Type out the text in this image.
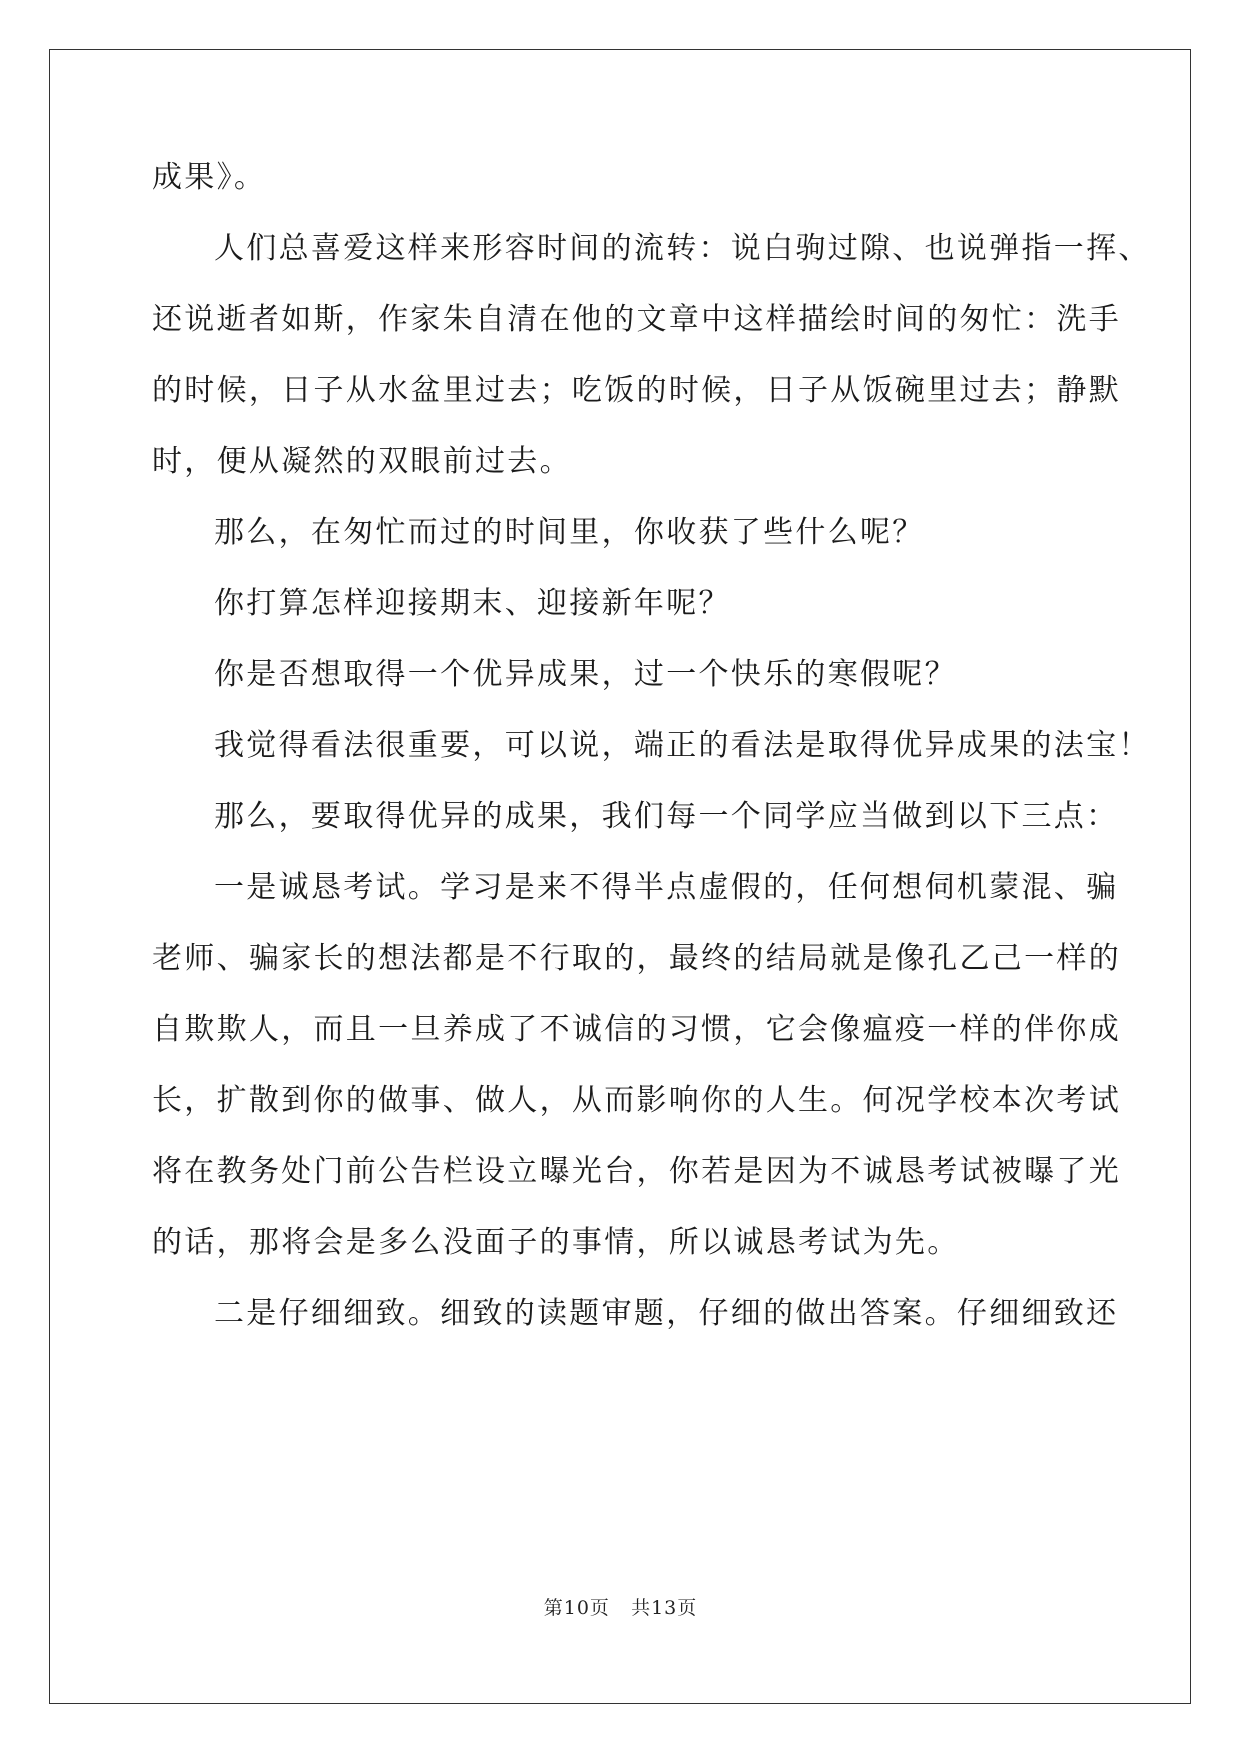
成果》。
人们总喜爱这样来形容时间的流转：说白驹过隙、也说弹指一挥、
还说逝者如斯，作家朱自清在他的文章中这样描绘时间的匆忙：洗手
的时候，日子从水盆里过去；吃饭的时候，日子从饭碗里过去；静默
时，便从凝然的双眼前过去。
那么，在匆忙而过的时间里，你收获了些什么呢？
你打算怎样迎接期末、迎接新年呢？
你是否想取得一个优异成果，过一个快乐的寒假呢？
我觉得看法很重要，可以说，端正的看法是取得优异成果的法宝！
那么，要取得优异的成果，我们每一个同学应当做到以下三点：
一是诚恳考试。学习是来不得半点虚假的，任何想伺机蒙混、骗
老师、骗家长的想法都是不行取的，最终的结局就是像孔乙己一样的
自欺欺人，而且一旦养成了不诚信的习惯，它会像瘟疫一样的伴你成
长，扩散到你的做事、做人，从而影响你的人生。何况学校本次考试
将在教务处门前公告栏设立曝光台，你若是因为不诚恳考试被曝了光
的话，那将会是多么没面子的事情，所以诚恳考试为先。
二是仔细细致。细致的读题审题，仔细的做出答案。仔细细致还
第10页 共13页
------------------------------------------------
Quote the entries in full. Any image among them is to be omitted from the copy.

Type out the text in this image.
成果》。
人们总喜爱这样来形容时间的流转：说白驹过隙、也说弹指一挥、
还说逝者如斯，作家朱自清在他的文章中这样描绘时间的匆忙：洗手
的时候，日子从水盆里过去；吃饭的时候，日子从饭碗里过去；静默
时，便从凝然的双眼前过去。
那么，在匆忙而过的时间里，你收获了些什么呢？
你打算怎样迎接期末、迎接新年呢？
你是否想取得一个优异成果，过一个快乐的寒假呢？
我觉得看法很重要，可以说，端正的看法是取得优异成果的法宝！
那么，要取得优异的成果，我们每一个同学应当做到以下三点：
一是诚恳考试。学习是来不得半点虚假的，任何想伺机蒙混、骗
老师、骗家长的想法都是不行取的，最终的结局就是像孔乙己一样的
自欺欺人，而且一旦养成了不诚信的习惯，它会像瘟疫一样的伴你成
长，扩散到你的做事、做人，从而影响你的人生。何况学校本次考试
将在教务处门前公告栏设立曝光台，你若是因为不诚恳考试被曝了光
的话，那将会是多么没面子的事情，所以诚恳考试为先。
二是仔细细致。细致的读题审题，仔细的做出答案。仔细细致还
第10页 共13页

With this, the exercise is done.